[What the task asks]:
Reproduce the full listing that appears beneath this instruction exactly.

(Dataset items)
──────
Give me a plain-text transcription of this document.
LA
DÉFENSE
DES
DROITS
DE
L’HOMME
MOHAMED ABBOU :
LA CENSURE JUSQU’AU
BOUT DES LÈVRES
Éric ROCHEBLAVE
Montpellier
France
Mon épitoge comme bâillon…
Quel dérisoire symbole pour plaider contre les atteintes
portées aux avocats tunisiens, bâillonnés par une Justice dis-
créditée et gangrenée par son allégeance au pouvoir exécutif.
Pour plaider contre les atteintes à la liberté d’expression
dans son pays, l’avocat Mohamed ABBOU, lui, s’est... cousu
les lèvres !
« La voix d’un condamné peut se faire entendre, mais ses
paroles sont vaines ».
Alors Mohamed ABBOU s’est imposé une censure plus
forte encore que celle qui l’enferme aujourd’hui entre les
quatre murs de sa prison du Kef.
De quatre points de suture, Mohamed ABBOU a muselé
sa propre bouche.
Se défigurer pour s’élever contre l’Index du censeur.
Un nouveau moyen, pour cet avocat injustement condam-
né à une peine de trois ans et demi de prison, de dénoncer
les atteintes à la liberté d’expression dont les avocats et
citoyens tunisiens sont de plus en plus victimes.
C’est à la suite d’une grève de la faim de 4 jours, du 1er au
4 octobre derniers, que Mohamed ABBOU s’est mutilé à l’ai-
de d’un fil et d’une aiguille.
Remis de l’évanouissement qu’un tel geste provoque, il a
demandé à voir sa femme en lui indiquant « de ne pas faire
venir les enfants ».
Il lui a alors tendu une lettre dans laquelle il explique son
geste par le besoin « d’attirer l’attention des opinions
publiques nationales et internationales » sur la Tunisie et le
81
──────
[Exercise result]:
Give me a plain-text transcription of this document.
LA
DÉFENSE
DES
DROITS
DE
L’HOMME
MOHAMED ABBOU :
LA CENSURE JUSQU’AU
BOUT DES LÈVRES
Éric ROCHEBLAVE
Montpellier
France
Mon épitoge comme bâillon…
Quel dérisoire symbole pour plaider contre les atteintes
portées aux avocats tunisiens, bâillonnés par une Justice dis-
créditée et gangrenée par son allégeance au pouvoir exécutif.
Pour plaider contre les atteintes à la liberté d’expression
dans son pays, l’avocat Mohamed ABBOU, lui, s’est... cousu
les lèvres !
« La voix d’un condamné peut se faire entendre, mais ses
paroles sont vaines ».
Alors Mohamed ABBOU s’est imposé une censure plus
forte encore que celle qui l’enferme aujourd’hui entre les
quatre murs de sa prison du Kef.
De quatre points de suture, Mohamed ABBOU a muselé
sa propre bouche.
Se défigurer pour s’élever contre l’Index du censeur.
Un nouveau moyen, pour cet avocat injustement condam-
né à une peine de trois ans et demi de prison, de dénoncer
les atteintes à la liberté d’expression dont les avocats et
citoyens tunisiens sont de plus en plus victimes.
C’est à la suite d’une grève de la faim de 4 jours, du 1er au
4 octobre derniers, que Mohamed ABBOU s’est mutilé à l’ai-
de d’un fil et d’une aiguille.
Remis de l’évanouissement qu’un tel geste provoque, il a
demandé à voir sa femme en lui indiquant « de ne pas faire
venir les enfants ».
Il lui a alors tendu une lettre dans laquelle il explique son
geste par le besoin « d’attirer l’attention des opinions
publiques nationales et internationales » sur la Tunisie et le
81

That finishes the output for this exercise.